** Start **

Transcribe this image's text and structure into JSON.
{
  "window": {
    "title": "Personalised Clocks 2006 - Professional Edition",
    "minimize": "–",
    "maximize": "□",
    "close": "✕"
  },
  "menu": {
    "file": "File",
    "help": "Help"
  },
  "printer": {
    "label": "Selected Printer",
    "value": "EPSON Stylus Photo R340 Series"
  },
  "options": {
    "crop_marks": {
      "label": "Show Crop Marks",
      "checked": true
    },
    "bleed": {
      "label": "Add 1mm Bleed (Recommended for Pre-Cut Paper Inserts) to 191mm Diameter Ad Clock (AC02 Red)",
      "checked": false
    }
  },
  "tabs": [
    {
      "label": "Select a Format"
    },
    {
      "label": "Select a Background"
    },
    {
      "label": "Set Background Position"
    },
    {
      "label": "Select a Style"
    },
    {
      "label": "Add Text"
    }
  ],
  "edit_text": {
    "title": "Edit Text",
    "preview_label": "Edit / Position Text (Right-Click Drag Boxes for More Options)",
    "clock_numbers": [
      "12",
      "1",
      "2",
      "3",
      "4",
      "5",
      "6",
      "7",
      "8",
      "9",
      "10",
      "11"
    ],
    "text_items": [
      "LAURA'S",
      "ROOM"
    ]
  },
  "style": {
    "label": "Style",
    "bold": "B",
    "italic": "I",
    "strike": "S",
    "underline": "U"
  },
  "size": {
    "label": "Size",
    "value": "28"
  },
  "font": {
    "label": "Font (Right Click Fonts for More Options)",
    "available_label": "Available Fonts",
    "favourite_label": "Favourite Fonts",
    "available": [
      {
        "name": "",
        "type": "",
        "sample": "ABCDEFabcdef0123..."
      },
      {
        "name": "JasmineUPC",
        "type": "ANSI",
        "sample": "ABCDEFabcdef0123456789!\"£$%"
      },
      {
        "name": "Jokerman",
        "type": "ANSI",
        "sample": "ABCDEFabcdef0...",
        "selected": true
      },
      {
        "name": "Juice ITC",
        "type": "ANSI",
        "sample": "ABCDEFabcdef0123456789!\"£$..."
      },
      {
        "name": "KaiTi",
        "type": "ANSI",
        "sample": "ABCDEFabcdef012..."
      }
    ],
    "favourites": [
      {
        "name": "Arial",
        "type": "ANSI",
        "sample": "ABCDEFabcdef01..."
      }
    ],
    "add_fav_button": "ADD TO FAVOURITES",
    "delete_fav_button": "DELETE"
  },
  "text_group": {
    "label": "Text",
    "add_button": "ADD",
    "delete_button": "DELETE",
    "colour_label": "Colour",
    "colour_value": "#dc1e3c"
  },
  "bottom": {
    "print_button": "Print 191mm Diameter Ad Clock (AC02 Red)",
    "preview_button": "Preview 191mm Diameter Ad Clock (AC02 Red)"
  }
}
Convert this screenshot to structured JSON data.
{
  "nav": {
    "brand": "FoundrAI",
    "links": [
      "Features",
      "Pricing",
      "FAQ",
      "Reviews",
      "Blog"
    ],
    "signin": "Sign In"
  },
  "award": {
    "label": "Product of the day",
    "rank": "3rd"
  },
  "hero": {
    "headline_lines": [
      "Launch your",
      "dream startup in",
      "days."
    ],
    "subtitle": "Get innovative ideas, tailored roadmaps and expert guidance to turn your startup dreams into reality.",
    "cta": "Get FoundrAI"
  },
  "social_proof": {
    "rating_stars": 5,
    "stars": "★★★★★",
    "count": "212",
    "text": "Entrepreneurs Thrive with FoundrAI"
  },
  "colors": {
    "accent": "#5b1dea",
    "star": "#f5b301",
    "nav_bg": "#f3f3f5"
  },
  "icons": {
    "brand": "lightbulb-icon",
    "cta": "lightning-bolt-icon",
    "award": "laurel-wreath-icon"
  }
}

** End **

- _Work to do_
Reproduce the lines word for word, starting at the one holding "Convert this screenshot" and ending at the final line of the material above.

- _Right answer_
Convert this screenshot to structured JSON data.
{
  "nav": {
    "brand": "FoundrAI",
    "links": [
      "Features",
      "Pricing",
      "FAQ",
      "Reviews",
      "Blog"
    ],
    "signin": "Sign In"
  },
  "award": {
    "label": "Product of the day",
    "rank": "3rd"
  },
  "hero": {
    "headline_lines": [
      "Launch your",
      "dream startup in",
      "days."
    ],
    "subtitle": "Get innovative ideas, tailored roadmaps and expert guidance to turn your startup dreams into reality.",
    "cta": "Get FoundrAI"
  },
  "social_proof": {
    "rating_stars": 5,
    "stars": "★★★★★",
    "count": "212",
    "text": "Entrepreneurs Thrive with FoundrAI"
  },
  "colors": {
    "accent": "#5b1dea",
    "star": "#f5b301",
    "nav_bg": "#f3f3f5"
  },
  "icons": {
    "brand": "lightbulb-icon",
    "cta": "lightning-bolt-icon",
    "award": "laurel-wreath-icon"
  }
}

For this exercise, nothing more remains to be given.